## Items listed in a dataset
=-=-=-=-=
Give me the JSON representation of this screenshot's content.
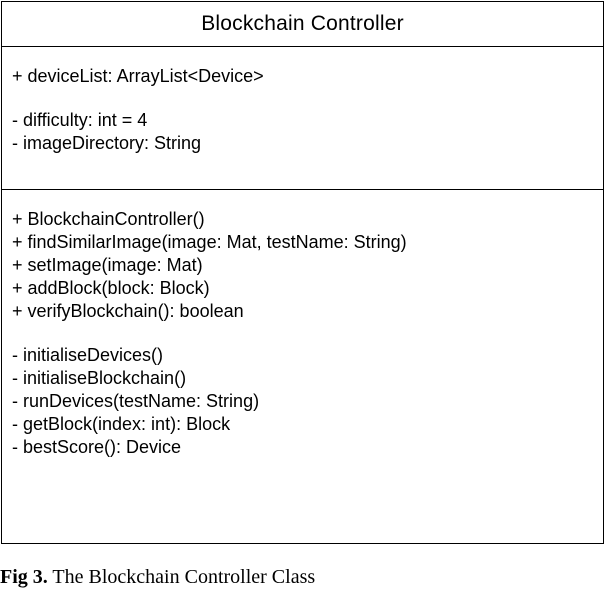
{
  "class_box": {
    "name": "Blockchain Controller",
    "attributes": {
      "public": [
        "+ deviceList: ArrayList<Device>"
      ],
      "private": [
        "- difficulty: int = 4",
        "- imageDirectory: String"
      ]
    },
    "methods": {
      "public": [
        "+ BlockchainController()",
        "+ findSimilarImage(image: Mat, testName: String)",
        "+ setImage(image: Mat)",
        "+ addBlock(block: Block)",
        "+ verifyBlockchain(): boolean"
      ],
      "private": [
        "- initialiseDevices()",
        "- initialiseBlockchain()",
        "- runDevices(testName: String)",
        "- getBlock(index: int): Block",
        "- bestScore(): Device"
      ]
    }
  },
  "caption": {
    "label": "Fig 3.",
    "text": "The Blockchain Controller Class"
  }
}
=-=-=-=-=
## Task goal
Take every line from the records above that has the word "testName" and copy it.

## Problem solution
        "+ findSimilarImage(image: Mat, testName: String)",
        "- runDevices(testName: String)",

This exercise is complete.